- What you are asked to do
Pull out from the material below all lines with "discount".

- Data items
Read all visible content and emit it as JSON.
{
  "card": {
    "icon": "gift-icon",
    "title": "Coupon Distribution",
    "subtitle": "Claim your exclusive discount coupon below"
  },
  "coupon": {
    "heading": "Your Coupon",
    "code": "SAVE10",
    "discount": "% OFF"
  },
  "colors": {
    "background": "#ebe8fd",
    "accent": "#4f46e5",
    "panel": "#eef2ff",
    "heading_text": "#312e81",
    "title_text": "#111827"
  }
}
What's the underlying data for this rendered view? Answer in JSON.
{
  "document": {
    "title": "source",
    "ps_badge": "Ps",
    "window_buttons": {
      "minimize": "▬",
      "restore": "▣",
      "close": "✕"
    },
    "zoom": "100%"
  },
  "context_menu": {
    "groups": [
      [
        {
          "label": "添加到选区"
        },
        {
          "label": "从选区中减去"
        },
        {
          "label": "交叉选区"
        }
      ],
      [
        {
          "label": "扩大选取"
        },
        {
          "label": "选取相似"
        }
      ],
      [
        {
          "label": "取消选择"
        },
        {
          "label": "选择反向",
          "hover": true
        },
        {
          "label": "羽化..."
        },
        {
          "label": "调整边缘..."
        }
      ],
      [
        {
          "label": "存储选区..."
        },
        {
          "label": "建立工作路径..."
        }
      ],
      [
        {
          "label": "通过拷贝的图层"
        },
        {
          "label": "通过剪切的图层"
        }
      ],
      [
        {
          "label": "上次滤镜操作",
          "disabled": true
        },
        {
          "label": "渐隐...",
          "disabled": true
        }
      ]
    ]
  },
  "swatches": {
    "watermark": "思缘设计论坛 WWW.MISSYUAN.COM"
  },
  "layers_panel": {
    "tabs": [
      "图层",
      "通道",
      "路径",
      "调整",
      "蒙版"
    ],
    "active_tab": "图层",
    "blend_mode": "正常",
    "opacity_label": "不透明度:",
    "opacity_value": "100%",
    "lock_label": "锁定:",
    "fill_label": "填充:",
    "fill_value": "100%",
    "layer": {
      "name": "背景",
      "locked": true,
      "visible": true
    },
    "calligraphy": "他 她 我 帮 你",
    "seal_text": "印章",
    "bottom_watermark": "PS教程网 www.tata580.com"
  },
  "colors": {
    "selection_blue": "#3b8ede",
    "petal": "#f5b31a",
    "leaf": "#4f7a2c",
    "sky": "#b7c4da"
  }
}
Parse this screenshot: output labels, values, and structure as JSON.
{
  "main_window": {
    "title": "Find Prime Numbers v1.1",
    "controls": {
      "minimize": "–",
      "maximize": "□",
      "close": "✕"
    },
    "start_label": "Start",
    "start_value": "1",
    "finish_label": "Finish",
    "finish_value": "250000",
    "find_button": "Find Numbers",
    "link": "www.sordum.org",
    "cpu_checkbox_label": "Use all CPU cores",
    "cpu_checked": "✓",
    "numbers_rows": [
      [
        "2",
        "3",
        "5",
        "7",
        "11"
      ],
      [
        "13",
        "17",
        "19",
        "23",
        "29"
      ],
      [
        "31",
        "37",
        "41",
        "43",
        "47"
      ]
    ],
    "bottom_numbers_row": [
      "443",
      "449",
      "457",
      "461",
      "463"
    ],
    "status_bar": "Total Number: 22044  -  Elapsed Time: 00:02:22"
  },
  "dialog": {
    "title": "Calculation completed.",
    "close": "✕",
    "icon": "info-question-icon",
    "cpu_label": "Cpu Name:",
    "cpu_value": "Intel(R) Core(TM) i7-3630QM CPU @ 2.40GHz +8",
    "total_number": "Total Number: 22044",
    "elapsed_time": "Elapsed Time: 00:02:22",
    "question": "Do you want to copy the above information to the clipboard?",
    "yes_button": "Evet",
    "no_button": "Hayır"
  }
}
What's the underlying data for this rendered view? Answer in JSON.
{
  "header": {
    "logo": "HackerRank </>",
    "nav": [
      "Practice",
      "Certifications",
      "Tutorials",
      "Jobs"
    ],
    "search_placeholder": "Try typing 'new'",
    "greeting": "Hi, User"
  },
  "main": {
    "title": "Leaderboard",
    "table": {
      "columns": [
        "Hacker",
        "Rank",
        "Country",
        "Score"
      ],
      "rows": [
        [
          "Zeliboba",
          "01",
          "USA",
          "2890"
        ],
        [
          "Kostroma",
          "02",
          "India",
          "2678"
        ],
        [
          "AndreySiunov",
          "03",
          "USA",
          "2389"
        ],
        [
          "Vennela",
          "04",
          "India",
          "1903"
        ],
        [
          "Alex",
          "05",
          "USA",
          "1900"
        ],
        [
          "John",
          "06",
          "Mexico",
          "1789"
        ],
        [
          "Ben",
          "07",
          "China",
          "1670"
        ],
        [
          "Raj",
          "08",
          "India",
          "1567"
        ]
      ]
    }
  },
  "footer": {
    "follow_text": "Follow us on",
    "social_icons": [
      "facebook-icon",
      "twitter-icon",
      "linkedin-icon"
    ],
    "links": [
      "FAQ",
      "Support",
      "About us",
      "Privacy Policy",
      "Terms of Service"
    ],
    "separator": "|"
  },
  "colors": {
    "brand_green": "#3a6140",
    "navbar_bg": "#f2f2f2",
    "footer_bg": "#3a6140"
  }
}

- The completed task
    "subtitle": "Claim your exclusive discount coupon below"
    "discount": "% OFF"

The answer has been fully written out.